STATED GOAL :: Without the images, write out the whole listing exactly.

-- Begin STORED RECORDS --

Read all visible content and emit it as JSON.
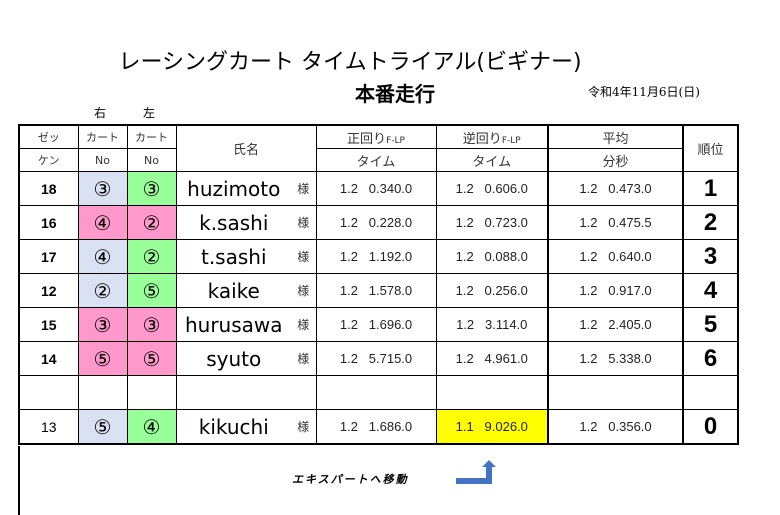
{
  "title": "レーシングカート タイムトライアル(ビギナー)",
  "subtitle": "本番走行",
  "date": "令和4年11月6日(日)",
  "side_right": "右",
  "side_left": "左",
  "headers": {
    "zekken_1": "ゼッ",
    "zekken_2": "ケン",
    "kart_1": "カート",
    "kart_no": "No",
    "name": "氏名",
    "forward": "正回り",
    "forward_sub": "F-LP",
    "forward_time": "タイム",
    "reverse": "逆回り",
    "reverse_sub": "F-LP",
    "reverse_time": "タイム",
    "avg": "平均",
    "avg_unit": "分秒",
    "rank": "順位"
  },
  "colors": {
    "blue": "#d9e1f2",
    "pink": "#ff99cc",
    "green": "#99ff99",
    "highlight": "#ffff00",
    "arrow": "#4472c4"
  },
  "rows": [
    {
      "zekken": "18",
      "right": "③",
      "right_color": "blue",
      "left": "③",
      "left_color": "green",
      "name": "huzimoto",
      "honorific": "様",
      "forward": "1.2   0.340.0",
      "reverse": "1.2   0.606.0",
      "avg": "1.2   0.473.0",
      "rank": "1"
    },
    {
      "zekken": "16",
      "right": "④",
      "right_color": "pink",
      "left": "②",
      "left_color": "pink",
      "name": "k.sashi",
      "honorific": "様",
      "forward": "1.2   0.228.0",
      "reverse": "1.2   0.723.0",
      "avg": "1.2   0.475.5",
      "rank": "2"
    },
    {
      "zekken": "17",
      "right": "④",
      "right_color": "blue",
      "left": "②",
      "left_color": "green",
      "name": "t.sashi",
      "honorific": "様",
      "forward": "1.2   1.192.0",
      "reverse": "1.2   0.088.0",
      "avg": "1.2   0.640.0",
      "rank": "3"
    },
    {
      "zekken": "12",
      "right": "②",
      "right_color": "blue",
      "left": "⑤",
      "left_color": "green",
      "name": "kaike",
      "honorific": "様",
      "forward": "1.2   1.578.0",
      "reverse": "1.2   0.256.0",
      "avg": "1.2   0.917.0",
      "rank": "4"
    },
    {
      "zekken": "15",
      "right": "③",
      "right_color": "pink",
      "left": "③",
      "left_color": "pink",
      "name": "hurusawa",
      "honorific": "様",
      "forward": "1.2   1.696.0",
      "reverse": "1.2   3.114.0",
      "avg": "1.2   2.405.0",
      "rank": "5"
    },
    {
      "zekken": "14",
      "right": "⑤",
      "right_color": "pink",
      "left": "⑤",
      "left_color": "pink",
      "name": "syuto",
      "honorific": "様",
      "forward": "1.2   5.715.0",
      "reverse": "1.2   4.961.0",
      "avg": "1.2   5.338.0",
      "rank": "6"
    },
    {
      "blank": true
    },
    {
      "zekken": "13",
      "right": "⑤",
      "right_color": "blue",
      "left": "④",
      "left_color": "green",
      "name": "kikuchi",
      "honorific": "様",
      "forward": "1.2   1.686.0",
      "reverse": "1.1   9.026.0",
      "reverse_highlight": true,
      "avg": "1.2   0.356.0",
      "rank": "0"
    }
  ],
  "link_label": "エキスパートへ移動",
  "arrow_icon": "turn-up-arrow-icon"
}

-- End STORED RECORDS --

ANSWER TO THE EXERCISE ::
Read all visible content and emit it as JSON.
{
  "title": "レーシングカート タイムトライアル(ビギナー)",
  "subtitle": "本番走行",
  "date": "令和4年11月6日(日)",
  "side_right": "右",
  "side_left": "左",
  "headers": {
    "zekken_1": "ゼッ",
    "zekken_2": "ケン",
    "kart_1": "カート",
    "kart_no": "No",
    "name": "氏名",
    "forward": "正回り",
    "forward_sub": "F-LP",
    "forward_time": "タイム",
    "reverse": "逆回り",
    "reverse_sub": "F-LP",
    "reverse_time": "タイム",
    "avg": "平均",
    "avg_unit": "分秒",
    "rank": "順位"
  },
  "colors": {
    "blue": "#d9e1f2",
    "pink": "#ff99cc",
    "green": "#99ff99",
    "highlight": "#ffff00",
    "arrow": "#4472c4"
  },
  "rows": [
    {
      "zekken": "18",
      "right": "③",
      "right_color": "blue",
      "left": "③",
      "left_color": "green",
      "name": "huzimoto",
      "honorific": "様",
      "forward": "1.2   0.340.0",
      "reverse": "1.2   0.606.0",
      "avg": "1.2   0.473.0",
      "rank": "1"
    },
    {
      "zekken": "16",
      "right": "④",
      "right_color": "pink",
      "left": "②",
      "left_color": "pink",
      "name": "k.sashi",
      "honorific": "様",
      "forward": "1.2   0.228.0",
      "reverse": "1.2   0.723.0",
      "avg": "1.2   0.475.5",
      "rank": "2"
    },
    {
      "zekken": "17",
      "right": "④",
      "right_color": "blue",
      "left": "②",
      "left_color": "green",
      "name": "t.sashi",
      "honorific": "様",
      "forward": "1.2   1.192.0",
      "reverse": "1.2   0.088.0",
      "avg": "1.2   0.640.0",
      "rank": "3"
    },
    {
      "zekken": "12",
      "right": "②",
      "right_color": "blue",
      "left": "⑤",
      "left_color": "green",
      "name": "kaike",
      "honorific": "様",
      "forward": "1.2   1.578.0",
      "reverse": "1.2   0.256.0",
      "avg": "1.2   0.917.0",
      "rank": "4"
    },
    {
      "zekken": "15",
      "right": "③",
      "right_color": "pink",
      "left": "③",
      "left_color": "pink",
      "name": "hurusawa",
      "honorific": "様",
      "forward": "1.2   1.696.0",
      "reverse": "1.2   3.114.0",
      "avg": "1.2   2.405.0",
      "rank": "5"
    },
    {
      "zekken": "14",
      "right": "⑤",
      "right_color": "pink",
      "left": "⑤",
      "left_color": "pink",
      "name": "syuto",
      "honorific": "様",
      "forward": "1.2   5.715.0",
      "reverse": "1.2   4.961.0",
      "avg": "1.2   5.338.0",
      "rank": "6"
    },
    {
      "blank": true
    },
    {
      "zekken": "13",
      "right": "⑤",
      "right_color": "blue",
      "left": "④",
      "left_color": "green",
      "name": "kikuchi",
      "honorific": "様",
      "forward": "1.2   1.686.0",
      "reverse": "1.1   9.026.0",
      "reverse_highlight": true,
      "avg": "1.2   0.356.0",
      "rank": "0"
    }
  ],
  "link_label": "エキスパートへ移動",
  "arrow_icon": "turn-up-arrow-icon"
}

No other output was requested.